**Tasks**
1. In the orbital mechanics abstract, which software was used to model the orbital fat as a fluid cavity?
2. Continue the orbital mechanics abstract, starting right after its last sentence.

**Exercise passage**
= Beginning of Section =
Abstract
Purpose :
Previous finite element models of orbital mechanics crashed due to extreme deformation of the orbital fat in eye rotation. We solve these problems by using fluid cavities.
Methods :
We used Abaqus v6.14 to model orbital fat as a fluid cavity (a bag filled with a fluid). The walls of the cavity consist of 2D shell elements. The fat was assumed to be incompressible with zero visco-elasticity. The eye, modelled as a rigid ball, was pressed - this force representing the force of 2 rectus muscles - into a bin with one fluid cavity representing the orbital fat. it was assumed that there was no shearing between eye and fluid cavity.
Then we modelled the interface between the sclera and Tenon’s capsule as a double-layered flat fluid cavity (fig 1, top half). We exerted a torque to study the deformation and displacement of the fat during eye rotation. Outcomes were stresses and strains in the cavity walls and translation of the center of the eye.
= End of Section =
**Records supplied**
= Beginning of Section =
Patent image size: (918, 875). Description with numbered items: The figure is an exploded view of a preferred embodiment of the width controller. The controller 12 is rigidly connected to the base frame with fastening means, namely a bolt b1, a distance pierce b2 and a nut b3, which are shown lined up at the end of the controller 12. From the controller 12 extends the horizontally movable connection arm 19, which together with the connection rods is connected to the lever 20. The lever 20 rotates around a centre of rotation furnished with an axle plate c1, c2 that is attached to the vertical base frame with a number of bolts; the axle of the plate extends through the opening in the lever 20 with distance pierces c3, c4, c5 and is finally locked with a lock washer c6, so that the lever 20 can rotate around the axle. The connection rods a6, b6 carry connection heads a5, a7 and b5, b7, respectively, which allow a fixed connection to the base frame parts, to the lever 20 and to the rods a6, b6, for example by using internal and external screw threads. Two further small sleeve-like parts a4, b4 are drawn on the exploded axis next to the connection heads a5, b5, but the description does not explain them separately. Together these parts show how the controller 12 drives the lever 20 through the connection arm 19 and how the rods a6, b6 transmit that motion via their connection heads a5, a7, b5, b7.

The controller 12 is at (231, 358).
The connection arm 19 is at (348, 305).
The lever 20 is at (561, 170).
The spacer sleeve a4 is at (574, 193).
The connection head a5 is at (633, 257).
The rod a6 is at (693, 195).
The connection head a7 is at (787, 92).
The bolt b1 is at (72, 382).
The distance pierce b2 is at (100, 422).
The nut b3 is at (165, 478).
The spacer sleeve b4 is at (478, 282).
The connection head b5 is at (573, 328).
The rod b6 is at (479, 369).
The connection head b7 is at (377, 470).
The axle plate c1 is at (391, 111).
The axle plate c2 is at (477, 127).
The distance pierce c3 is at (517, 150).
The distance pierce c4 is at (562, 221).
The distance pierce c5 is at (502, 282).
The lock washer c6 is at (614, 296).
= End of Section =
**Responses for each task**
1. Abaqus v6.14

2.
Results :
We used pre-formed cavities to avoid large deformations and stresses that occurred when the eyeball was pressed into a flat surface. In this model a combined force of 0.16 N for medial and lateral rectus muscles moved the eye 0.4 mm into the fat. The fat deformed with smooth parabolic curves around the eyeball. When changing the forces to 0.06 N on the right side and 0.10 N on the left side, an eye rotation of 6.8 degrees was obtained. The center of the eye displaced 0.1-0.5 mm.
Modelling the orbital fat as a single component resulted in too much fat moving with the eye. This decreased when a cilindrical membrane separating intra- from extraconal fat was added (fig 1, bottom half).
It was possible to rotate the eye within Tenon’s capsule with almost no friction by use of a flat fluid cavity.
Conclusions :
Stable rotation of the eye results from the combined action of pulling muscles and resulting pressure of the fat behind the eyeball (fig. 2).
This is an abstract that was submitted for the 2016 ARVO Annual Meeting, held in Seattle, Wash., May 1-5, 2016.